(What is needed):
Transcribe the entries below exactly.

— START OF Recorded data —

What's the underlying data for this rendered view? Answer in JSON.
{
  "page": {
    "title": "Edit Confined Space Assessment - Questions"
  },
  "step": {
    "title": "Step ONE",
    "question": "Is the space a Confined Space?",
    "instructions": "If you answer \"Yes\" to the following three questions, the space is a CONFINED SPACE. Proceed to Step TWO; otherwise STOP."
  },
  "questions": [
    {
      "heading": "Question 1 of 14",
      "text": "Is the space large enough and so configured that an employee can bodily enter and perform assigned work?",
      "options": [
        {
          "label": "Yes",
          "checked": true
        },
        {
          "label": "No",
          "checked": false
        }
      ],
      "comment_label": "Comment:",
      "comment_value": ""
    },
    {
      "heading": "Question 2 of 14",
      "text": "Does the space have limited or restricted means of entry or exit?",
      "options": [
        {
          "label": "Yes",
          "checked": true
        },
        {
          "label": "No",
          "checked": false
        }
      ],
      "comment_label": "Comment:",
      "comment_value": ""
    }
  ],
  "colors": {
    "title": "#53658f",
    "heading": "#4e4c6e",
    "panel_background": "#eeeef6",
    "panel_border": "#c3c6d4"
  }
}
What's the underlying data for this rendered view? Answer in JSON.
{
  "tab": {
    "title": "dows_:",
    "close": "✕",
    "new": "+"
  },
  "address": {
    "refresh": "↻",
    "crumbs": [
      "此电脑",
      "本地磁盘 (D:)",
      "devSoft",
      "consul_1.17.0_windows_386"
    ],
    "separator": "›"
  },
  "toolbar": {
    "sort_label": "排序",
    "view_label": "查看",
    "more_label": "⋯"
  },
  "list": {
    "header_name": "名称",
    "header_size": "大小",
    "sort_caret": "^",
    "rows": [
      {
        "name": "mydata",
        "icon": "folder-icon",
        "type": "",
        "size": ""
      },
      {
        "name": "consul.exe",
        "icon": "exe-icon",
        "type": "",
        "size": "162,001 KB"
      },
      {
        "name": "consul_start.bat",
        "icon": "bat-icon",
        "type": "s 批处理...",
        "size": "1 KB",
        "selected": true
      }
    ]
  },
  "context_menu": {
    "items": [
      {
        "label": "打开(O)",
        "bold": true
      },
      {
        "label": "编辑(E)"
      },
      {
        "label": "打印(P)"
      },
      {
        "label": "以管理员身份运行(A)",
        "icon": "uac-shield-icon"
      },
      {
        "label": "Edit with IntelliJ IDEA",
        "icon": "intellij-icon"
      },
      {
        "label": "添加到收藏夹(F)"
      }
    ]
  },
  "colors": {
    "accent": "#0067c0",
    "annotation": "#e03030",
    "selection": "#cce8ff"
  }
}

— END OF Recorded data —

(Task output):
What's the underlying data for this rendered view? Answer in JSON.
{
  "page": {
    "title": "Edit Confined Space Assessment - Questions"
  },
  "step": {
    "title": "Step ONE",
    "question": "Is the space a Confined Space?",
    "instructions": "If you answer \"Yes\" to the following three questions, the space is a CONFINED SPACE. Proceed to Step TWO; otherwise STOP."
  },
  "questions": [
    {
      "heading": "Question 1 of 14",
      "text": "Is the space large enough and so configured that an employee can bodily enter and perform assigned work?",
      "options": [
        {
          "label": "Yes",
          "checked": true
        },
        {
          "label": "No",
          "checked": false
        }
      ],
      "comment_label": "Comment:",
      "comment_value": ""
    },
    {
      "heading": "Question 2 of 14",
      "text": "Does the space have limited or restricted means of entry or exit?",
      "options": [
        {
          "label": "Yes",
          "checked": true
        },
        {
          "label": "No",
          "checked": false
        }
      ],
      "comment_label": "Comment:",
      "comment_value": ""
    }
  ],
  "colors": {
    "title": "#53658f",
    "heading": "#4e4c6e",
    "panel_background": "#eeeef6",
    "panel_border": "#c3c6d4"
  }
}
What's the underlying data for this rendered view? Answer in JSON.
{
  "tab": {
    "title": "dows_:",
    "close": "✕",
    "new": "+"
  },
  "address": {
    "refresh": "↻",
    "crumbs": [
      "此电脑",
      "本地磁盘 (D:)",
      "devSoft",
      "consul_1.17.0_windows_386"
    ],
    "separator": "›"
  },
  "toolbar": {
    "sort_label": "排序",
    "view_label": "查看",
    "more_label": "⋯"
  },
  "list": {
    "header_name": "名称",
    "header_size": "大小",
    "sort_caret": "^",
    "rows": [
      {
        "name": "mydata",
        "icon": "folder-icon",
        "type": "",
        "size": ""
      },
      {
        "name": "consul.exe",
        "icon": "exe-icon",
        "type": "",
        "size": "162,001 KB"
      },
      {
        "name": "consul_start.bat",
        "icon": "bat-icon",
        "type": "s 批处理...",
        "size": "1 KB",
        "selected": true
      }
    ]
  },
  "context_menu": {
    "items": [
      {
        "label": "打开(O)",
        "bold": true
      },
      {
        "label": "编辑(E)"
      },
      {
        "label": "打印(P)"
      },
      {
        "label": "以管理员身份运行(A)",
        "icon": "uac-shield-icon"
      },
      {
        "label": "Edit with IntelliJ IDEA",
        "icon": "intellij-icon"
      },
      {
        "label": "添加到收藏夹(F)"
      }
    ]
  },
  "colors": {
    "accent": "#0067c0",
    "annotation": "#e03030",
    "selection": "#cce8ff"
  }
}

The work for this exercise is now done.